━━ Dataset records ━━

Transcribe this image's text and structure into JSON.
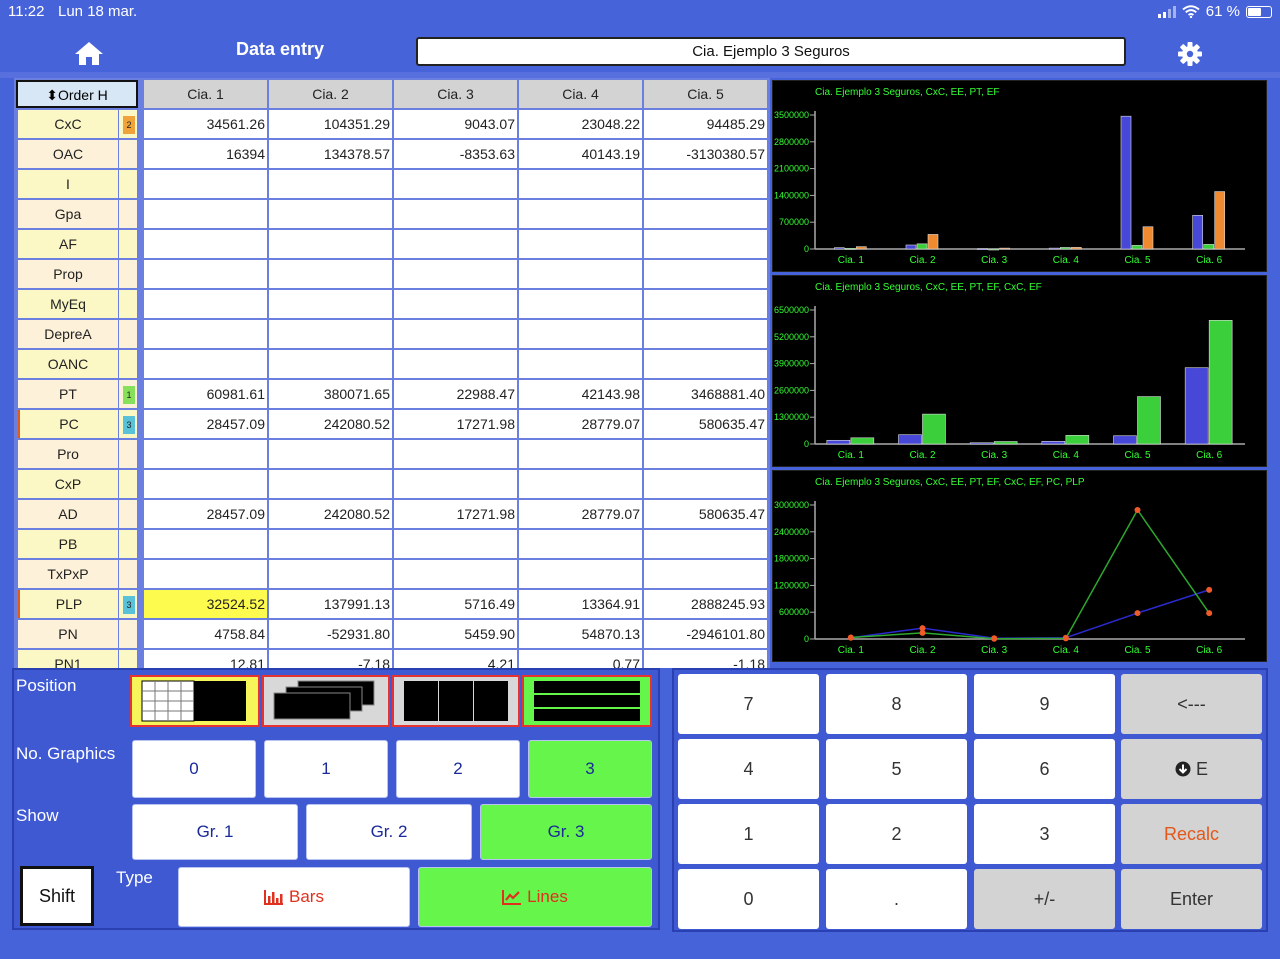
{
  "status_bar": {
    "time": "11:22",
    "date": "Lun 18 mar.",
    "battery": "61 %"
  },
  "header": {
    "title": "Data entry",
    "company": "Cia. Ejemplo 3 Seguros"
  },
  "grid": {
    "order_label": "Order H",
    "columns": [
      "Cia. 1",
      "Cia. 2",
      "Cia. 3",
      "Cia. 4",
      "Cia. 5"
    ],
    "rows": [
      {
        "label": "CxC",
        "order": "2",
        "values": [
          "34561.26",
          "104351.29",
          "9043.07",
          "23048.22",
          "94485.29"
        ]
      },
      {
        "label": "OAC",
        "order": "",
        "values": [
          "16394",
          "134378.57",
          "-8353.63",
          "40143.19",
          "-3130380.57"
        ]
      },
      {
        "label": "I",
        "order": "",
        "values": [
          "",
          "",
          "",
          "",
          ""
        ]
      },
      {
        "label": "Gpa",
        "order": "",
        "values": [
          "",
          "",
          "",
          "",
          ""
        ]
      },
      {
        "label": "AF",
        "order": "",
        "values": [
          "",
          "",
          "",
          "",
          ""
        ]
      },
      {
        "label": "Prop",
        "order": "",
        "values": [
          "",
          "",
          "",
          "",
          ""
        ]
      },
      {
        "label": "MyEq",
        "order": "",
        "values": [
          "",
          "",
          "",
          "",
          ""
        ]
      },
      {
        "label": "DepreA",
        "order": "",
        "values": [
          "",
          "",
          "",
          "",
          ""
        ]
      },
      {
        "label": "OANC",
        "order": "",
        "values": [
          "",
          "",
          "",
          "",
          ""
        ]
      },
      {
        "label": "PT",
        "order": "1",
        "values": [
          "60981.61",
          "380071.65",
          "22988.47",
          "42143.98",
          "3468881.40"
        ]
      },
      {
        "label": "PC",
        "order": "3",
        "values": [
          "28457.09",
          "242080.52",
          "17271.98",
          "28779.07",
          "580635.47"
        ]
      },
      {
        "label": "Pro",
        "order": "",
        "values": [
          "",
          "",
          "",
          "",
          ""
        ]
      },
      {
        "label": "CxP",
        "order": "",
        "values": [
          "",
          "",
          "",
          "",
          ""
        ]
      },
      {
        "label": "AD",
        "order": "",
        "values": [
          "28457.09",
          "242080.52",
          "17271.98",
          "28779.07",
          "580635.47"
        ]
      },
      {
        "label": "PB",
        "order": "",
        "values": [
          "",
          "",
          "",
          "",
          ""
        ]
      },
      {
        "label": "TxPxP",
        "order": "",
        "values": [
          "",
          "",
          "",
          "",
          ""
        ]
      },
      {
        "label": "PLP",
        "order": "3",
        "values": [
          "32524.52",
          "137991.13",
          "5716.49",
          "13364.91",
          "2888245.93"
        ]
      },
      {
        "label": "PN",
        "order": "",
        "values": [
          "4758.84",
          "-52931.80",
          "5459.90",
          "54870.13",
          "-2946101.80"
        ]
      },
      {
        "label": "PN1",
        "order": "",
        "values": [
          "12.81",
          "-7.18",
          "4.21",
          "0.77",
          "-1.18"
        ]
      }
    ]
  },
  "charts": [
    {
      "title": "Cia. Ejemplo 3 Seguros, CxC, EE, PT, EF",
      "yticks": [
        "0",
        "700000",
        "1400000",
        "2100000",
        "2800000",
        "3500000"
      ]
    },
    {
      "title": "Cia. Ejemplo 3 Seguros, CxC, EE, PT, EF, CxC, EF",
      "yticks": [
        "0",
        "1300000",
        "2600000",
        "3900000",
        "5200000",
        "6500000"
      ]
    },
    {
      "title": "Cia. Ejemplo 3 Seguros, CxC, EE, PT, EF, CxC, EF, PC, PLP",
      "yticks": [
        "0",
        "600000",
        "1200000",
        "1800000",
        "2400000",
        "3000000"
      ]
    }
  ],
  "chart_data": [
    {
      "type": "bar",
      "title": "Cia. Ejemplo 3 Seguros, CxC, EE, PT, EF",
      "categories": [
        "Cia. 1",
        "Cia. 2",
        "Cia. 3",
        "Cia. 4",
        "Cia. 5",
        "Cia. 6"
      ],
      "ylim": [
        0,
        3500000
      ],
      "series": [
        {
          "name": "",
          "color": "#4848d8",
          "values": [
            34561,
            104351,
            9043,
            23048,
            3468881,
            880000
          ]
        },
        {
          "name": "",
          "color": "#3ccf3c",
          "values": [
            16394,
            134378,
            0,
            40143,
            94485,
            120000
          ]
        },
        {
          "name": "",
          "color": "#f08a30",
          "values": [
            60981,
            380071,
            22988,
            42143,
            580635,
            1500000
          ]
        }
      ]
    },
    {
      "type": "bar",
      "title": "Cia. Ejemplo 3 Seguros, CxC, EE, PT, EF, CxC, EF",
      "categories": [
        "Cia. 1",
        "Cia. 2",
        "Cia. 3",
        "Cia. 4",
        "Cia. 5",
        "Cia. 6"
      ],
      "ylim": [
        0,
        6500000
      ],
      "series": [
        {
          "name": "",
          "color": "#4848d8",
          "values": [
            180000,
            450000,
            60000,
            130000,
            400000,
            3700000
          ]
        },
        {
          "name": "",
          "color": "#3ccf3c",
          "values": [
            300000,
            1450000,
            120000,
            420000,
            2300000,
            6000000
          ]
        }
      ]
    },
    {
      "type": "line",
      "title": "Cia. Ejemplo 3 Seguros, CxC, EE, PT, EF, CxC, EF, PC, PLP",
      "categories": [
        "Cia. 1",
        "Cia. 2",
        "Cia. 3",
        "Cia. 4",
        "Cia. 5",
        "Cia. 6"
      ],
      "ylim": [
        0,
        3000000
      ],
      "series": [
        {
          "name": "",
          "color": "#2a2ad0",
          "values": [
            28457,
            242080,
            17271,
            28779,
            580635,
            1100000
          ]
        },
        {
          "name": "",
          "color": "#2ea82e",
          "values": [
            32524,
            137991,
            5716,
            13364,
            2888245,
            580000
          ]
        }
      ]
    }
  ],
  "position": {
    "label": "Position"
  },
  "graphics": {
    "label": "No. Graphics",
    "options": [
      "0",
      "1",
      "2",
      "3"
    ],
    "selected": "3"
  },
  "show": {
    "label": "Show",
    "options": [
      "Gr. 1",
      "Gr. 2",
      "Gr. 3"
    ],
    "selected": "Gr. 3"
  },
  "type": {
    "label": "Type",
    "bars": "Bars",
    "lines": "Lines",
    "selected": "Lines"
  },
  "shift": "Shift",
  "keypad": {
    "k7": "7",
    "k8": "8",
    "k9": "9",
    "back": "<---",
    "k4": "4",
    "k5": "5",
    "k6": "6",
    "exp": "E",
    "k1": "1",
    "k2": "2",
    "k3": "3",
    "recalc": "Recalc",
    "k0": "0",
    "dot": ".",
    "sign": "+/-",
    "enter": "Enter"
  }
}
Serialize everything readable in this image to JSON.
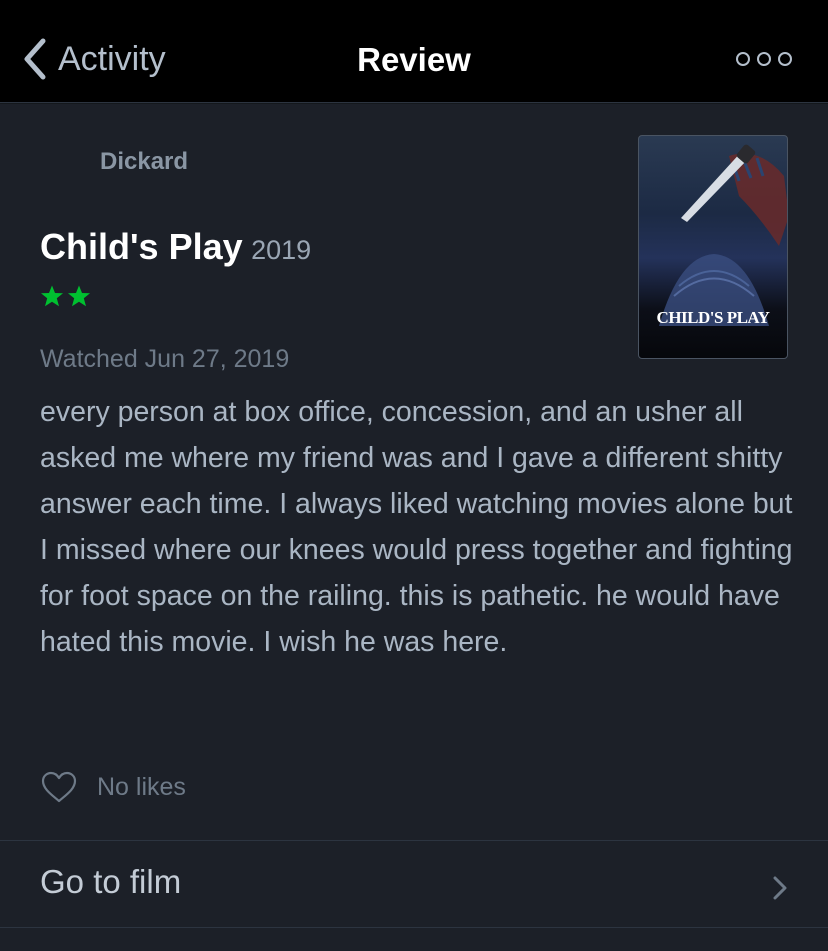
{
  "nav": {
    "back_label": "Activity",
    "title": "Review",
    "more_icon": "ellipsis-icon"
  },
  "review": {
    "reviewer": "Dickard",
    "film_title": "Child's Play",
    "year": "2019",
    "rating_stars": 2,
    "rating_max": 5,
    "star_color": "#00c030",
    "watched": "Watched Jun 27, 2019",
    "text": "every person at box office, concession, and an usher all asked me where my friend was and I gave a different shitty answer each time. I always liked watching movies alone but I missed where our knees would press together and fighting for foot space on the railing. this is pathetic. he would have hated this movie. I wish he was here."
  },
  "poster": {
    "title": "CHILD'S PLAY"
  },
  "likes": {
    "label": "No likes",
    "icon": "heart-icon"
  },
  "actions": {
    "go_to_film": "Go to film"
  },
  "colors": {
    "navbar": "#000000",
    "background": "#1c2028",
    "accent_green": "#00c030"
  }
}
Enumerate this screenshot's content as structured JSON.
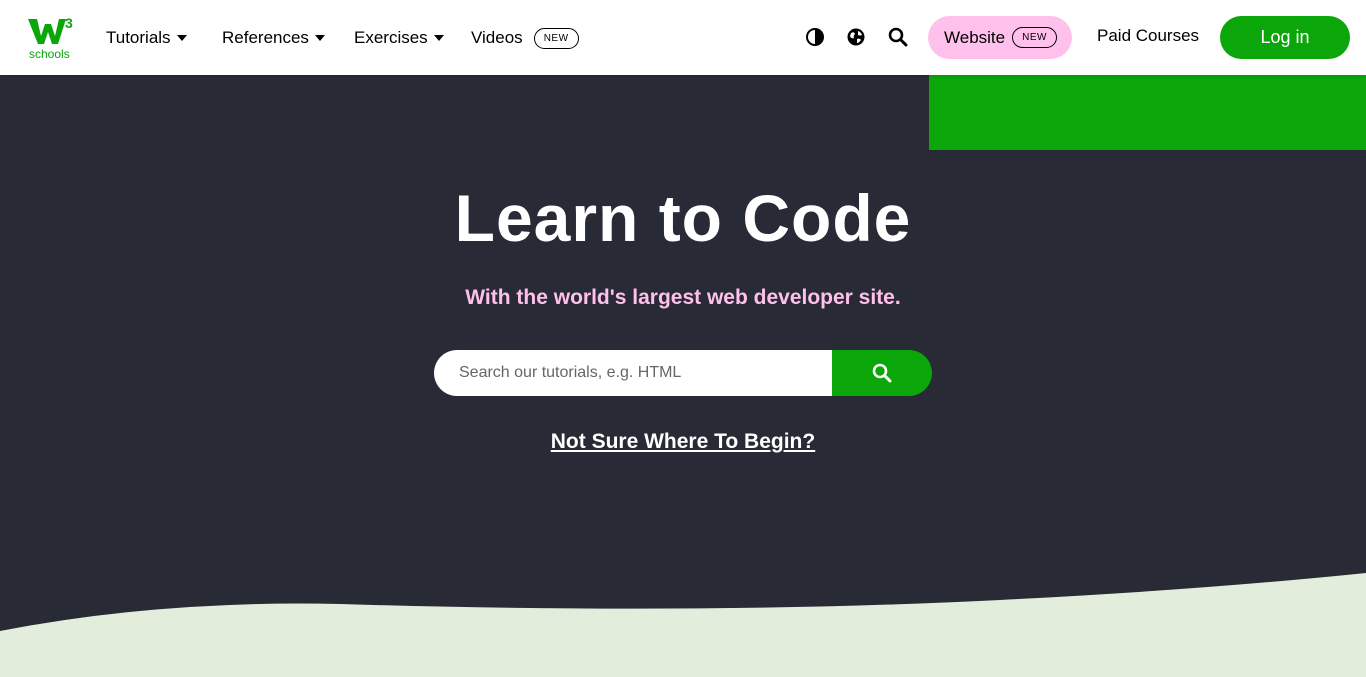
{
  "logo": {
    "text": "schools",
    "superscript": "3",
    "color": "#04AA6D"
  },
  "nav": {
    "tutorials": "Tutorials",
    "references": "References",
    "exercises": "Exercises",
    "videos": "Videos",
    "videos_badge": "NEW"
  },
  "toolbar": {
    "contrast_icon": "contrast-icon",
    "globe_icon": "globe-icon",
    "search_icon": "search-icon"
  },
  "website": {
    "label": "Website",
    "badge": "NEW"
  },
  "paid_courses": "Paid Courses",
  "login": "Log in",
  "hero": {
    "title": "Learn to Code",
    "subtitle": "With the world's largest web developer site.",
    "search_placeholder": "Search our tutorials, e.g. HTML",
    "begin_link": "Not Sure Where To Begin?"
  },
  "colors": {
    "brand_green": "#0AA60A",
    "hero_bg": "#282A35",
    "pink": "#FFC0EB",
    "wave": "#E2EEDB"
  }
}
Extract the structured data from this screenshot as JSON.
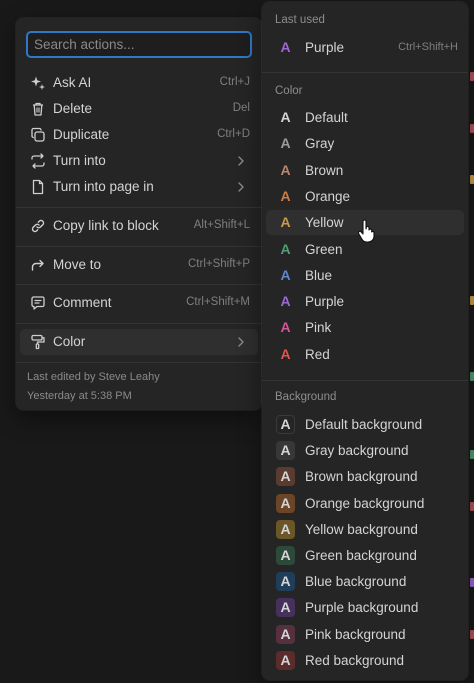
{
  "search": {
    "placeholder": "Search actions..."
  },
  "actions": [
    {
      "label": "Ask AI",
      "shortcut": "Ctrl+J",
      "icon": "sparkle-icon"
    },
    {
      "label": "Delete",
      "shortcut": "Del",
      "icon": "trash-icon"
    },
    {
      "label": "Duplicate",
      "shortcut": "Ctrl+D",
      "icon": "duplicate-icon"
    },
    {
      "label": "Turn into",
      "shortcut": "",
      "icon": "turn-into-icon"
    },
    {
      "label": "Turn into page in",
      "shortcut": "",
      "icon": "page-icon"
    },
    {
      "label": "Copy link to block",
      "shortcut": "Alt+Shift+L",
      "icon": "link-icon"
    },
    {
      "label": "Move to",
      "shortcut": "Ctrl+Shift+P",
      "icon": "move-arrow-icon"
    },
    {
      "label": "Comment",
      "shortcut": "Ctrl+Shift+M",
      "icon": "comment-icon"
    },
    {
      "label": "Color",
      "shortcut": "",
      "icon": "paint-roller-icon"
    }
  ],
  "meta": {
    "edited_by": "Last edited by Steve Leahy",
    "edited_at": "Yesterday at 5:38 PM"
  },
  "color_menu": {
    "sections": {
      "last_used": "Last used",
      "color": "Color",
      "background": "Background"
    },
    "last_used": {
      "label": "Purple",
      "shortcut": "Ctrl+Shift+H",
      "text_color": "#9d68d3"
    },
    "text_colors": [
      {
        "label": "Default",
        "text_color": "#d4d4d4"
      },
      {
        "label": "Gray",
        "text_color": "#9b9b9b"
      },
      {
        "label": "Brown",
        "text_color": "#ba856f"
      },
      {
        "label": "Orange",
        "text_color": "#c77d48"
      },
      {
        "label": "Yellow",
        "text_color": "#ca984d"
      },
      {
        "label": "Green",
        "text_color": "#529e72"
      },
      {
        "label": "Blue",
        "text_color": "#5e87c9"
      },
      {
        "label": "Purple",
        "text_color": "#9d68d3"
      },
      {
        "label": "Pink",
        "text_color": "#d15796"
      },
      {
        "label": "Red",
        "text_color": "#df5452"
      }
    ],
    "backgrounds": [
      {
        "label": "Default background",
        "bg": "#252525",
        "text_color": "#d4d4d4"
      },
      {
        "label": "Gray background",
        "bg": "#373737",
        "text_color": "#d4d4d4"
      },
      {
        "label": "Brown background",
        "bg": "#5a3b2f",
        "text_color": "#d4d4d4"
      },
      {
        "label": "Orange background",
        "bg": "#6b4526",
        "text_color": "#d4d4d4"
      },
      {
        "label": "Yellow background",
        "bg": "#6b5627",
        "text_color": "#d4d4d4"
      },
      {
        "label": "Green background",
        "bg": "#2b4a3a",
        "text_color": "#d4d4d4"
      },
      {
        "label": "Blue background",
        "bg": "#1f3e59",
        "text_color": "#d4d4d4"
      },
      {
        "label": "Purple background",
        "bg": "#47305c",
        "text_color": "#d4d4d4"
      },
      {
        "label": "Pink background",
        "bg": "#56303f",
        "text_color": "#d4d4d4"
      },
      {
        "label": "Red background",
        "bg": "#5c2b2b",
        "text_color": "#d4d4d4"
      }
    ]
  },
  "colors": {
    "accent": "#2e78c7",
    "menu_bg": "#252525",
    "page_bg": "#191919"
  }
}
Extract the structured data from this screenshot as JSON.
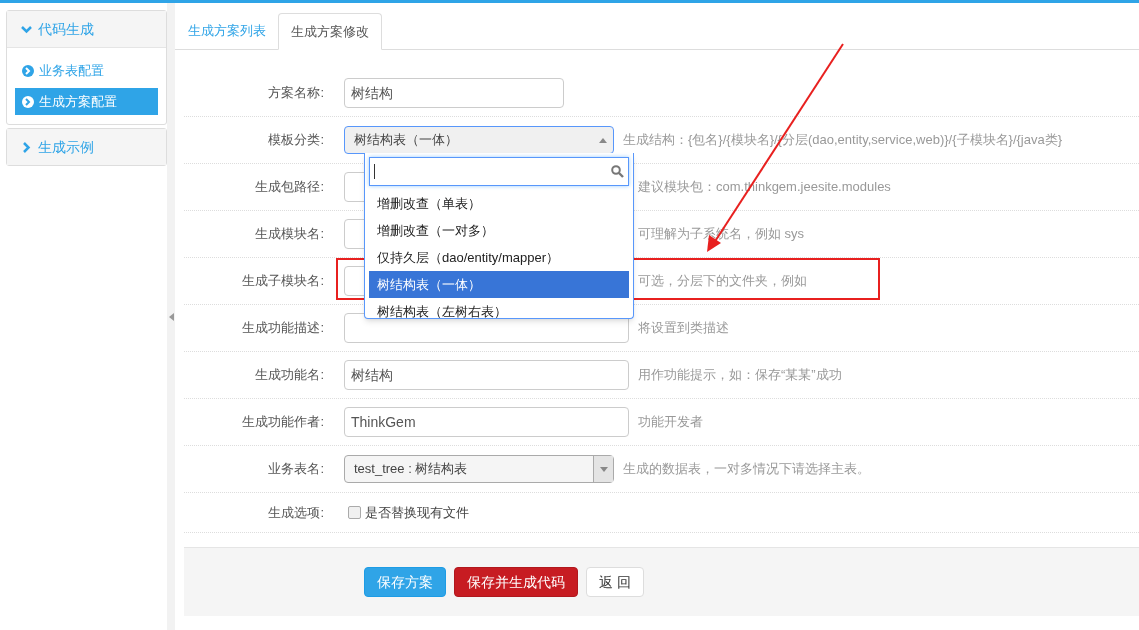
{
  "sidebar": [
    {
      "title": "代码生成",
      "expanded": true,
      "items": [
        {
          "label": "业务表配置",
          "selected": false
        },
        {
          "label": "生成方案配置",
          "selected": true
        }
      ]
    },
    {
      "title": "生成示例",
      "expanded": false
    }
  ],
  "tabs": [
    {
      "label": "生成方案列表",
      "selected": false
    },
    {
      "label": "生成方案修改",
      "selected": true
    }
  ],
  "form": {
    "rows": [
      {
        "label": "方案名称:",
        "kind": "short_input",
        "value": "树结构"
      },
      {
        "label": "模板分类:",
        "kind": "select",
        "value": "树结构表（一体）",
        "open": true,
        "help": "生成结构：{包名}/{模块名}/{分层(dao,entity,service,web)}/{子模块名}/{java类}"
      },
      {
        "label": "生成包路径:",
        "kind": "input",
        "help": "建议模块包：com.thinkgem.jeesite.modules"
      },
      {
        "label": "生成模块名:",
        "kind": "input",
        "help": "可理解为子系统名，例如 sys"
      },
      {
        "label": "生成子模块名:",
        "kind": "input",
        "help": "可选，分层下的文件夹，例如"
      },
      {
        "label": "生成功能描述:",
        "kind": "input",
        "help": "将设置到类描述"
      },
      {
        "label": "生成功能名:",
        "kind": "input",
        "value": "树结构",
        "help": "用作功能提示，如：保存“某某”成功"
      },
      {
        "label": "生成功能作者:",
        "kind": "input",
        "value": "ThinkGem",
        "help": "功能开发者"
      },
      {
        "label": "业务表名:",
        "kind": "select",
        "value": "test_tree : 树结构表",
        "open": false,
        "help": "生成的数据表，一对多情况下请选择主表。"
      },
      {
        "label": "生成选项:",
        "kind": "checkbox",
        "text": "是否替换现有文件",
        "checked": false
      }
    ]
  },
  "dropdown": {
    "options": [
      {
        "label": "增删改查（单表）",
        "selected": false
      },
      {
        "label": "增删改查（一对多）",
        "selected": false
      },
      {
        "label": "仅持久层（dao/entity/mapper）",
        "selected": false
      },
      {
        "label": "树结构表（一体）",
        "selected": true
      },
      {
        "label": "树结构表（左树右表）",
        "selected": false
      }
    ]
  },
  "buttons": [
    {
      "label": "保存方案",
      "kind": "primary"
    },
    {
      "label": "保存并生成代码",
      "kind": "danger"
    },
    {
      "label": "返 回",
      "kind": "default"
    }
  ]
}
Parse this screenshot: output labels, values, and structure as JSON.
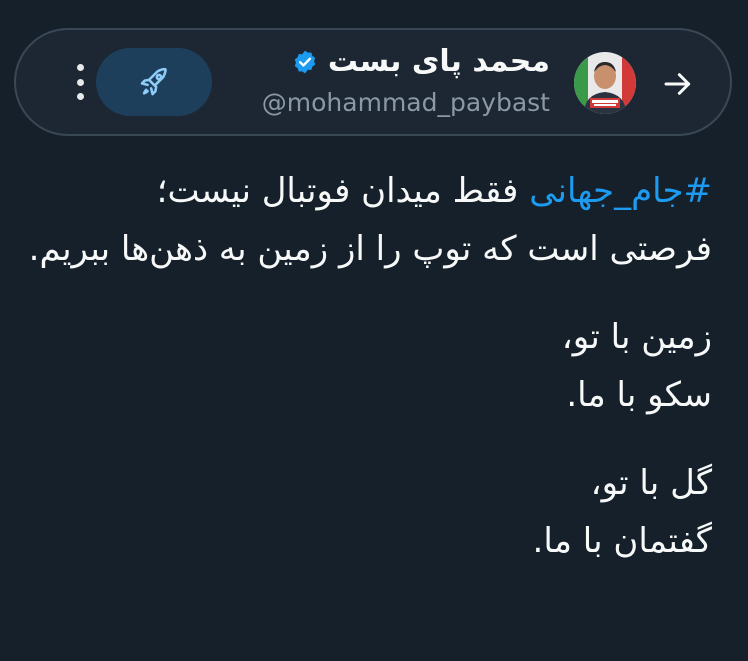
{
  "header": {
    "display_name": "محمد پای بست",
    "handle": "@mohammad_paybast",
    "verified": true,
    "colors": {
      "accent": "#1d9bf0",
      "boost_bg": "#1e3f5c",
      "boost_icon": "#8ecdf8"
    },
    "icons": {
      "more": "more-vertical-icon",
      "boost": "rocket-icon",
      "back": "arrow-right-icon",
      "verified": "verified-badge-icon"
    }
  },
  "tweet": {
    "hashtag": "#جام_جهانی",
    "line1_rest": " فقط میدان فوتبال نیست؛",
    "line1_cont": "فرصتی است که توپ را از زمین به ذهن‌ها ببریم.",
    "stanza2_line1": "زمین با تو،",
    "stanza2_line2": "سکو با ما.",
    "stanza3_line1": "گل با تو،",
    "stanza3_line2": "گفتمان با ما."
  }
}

━━━

What is expected> From the entries above, copy out every line where the string "Yellow" appears.

The result>
        "label": "Yellow",
        "label": "Yellow background",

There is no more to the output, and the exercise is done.